● Exercise directions
Search the material for the string "heikki", then return every line where it is found.

● Stored records
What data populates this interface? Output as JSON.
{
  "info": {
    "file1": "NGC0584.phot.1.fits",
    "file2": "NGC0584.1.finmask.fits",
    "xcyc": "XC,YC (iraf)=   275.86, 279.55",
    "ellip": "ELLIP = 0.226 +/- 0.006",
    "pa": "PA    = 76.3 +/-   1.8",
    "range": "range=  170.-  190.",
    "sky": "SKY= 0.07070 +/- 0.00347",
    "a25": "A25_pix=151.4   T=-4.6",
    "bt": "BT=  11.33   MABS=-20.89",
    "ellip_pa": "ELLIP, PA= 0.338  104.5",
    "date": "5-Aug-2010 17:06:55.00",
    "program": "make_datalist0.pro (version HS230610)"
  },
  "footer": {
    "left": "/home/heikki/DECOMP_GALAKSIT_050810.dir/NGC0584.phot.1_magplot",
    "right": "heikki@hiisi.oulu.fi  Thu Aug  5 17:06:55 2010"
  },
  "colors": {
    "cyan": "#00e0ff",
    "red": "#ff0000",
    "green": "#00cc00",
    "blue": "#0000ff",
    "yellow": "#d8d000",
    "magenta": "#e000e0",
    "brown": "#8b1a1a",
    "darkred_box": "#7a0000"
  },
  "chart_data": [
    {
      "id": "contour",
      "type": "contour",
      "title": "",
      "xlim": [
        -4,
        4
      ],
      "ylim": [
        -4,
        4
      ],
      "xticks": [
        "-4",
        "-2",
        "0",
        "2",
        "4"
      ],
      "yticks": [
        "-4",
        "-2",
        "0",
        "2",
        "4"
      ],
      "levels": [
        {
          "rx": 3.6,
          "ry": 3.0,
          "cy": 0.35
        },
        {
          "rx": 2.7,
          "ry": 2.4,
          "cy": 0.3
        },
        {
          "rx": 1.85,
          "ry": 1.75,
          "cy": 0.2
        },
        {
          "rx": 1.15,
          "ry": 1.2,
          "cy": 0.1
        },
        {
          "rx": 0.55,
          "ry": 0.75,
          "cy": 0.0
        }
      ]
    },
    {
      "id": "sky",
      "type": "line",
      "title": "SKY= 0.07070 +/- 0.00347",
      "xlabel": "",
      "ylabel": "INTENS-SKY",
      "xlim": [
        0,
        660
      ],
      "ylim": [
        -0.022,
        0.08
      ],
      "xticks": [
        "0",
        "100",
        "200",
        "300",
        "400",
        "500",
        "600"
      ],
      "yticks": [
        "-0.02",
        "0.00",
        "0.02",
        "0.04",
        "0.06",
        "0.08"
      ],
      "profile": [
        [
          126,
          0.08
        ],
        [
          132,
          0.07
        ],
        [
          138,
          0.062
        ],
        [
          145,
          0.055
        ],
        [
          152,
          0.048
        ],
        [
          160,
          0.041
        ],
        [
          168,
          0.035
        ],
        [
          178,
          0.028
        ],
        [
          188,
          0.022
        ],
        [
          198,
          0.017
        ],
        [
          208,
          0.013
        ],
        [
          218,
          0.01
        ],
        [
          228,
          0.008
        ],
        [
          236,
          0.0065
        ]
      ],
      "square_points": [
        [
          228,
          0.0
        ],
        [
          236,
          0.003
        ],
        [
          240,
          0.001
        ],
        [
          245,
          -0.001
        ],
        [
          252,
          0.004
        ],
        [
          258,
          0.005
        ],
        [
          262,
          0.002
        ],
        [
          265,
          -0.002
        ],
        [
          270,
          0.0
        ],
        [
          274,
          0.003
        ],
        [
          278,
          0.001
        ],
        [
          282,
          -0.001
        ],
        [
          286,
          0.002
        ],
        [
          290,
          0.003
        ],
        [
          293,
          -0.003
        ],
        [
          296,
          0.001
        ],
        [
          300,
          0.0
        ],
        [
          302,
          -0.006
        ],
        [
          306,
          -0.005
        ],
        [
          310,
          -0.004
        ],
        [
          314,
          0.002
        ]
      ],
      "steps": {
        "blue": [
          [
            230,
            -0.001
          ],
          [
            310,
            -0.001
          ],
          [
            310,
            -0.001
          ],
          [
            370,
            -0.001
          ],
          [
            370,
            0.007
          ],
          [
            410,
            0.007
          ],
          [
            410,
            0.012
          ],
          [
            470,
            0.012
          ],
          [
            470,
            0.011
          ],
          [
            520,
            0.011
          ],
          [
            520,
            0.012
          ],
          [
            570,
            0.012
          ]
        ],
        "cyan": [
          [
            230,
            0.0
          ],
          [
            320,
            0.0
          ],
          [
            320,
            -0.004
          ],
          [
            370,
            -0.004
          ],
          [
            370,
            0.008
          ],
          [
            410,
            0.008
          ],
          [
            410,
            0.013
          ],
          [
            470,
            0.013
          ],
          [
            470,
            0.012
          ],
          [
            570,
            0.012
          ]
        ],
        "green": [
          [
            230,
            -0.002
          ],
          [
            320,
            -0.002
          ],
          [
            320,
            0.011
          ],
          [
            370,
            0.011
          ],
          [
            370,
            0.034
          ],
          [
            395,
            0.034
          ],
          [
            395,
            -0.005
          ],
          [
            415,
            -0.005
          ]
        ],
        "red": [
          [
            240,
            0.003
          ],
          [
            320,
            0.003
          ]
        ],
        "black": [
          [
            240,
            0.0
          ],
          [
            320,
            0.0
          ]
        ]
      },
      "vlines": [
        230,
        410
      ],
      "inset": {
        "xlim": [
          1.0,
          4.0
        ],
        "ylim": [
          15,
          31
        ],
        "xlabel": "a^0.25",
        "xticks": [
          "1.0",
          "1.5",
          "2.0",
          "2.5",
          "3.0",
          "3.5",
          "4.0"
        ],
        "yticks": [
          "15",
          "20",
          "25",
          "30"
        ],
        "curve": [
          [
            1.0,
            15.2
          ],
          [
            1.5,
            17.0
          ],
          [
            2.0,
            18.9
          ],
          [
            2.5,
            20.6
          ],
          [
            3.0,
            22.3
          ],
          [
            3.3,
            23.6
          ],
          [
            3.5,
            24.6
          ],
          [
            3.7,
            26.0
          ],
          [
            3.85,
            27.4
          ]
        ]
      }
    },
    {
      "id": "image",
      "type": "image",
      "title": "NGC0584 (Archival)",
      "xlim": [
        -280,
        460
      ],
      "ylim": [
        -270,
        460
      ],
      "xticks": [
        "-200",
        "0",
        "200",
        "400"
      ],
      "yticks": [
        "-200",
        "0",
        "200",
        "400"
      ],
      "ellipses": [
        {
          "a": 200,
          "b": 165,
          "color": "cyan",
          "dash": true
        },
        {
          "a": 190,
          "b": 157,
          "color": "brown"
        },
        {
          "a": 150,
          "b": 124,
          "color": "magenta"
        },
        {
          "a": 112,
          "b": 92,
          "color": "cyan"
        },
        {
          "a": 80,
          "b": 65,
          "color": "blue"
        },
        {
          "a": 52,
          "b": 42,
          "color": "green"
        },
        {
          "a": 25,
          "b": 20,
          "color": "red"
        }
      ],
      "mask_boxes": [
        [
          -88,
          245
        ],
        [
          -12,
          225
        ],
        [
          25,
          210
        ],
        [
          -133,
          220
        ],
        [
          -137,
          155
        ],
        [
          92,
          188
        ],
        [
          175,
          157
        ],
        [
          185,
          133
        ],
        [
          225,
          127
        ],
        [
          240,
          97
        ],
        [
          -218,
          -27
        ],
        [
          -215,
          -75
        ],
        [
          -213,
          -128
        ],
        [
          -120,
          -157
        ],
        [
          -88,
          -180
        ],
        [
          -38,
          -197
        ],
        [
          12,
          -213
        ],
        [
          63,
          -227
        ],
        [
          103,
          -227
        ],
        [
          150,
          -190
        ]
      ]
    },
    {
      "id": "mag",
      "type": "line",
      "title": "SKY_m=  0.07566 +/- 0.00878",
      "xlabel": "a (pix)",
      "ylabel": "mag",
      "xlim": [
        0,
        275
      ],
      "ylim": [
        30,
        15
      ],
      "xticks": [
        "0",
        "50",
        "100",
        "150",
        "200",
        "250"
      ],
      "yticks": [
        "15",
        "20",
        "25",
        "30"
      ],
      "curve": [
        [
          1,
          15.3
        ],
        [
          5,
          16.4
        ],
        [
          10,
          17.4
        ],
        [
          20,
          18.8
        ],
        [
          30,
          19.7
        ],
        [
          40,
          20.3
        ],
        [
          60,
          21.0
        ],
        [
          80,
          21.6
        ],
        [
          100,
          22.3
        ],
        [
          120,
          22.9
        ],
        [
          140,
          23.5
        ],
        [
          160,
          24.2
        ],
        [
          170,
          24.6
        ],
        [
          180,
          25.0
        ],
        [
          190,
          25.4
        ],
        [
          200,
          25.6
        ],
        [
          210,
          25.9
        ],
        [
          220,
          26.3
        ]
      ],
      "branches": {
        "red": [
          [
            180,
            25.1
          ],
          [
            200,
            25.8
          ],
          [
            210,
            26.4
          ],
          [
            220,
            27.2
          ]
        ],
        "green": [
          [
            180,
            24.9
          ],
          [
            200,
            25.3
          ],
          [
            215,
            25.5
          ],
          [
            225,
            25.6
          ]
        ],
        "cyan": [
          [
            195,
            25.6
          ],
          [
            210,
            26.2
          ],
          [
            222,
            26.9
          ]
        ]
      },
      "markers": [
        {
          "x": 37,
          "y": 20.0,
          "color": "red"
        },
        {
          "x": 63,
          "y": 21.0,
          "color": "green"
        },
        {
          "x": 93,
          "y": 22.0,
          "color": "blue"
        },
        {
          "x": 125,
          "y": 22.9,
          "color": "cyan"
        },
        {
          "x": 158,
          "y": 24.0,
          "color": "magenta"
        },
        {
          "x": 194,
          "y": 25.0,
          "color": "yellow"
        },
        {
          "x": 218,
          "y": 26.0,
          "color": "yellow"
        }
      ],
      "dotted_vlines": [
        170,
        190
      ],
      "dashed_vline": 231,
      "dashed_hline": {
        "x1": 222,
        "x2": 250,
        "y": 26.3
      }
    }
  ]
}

● Correct answer
    "left": "/home/heikki/DECOMP_GALAKSIT_050810.dir/NGC0584.phot.1_magplot",
    "right": "heikki@hiisi.oulu.fi  Thu Aug  5 17:06:55 2010"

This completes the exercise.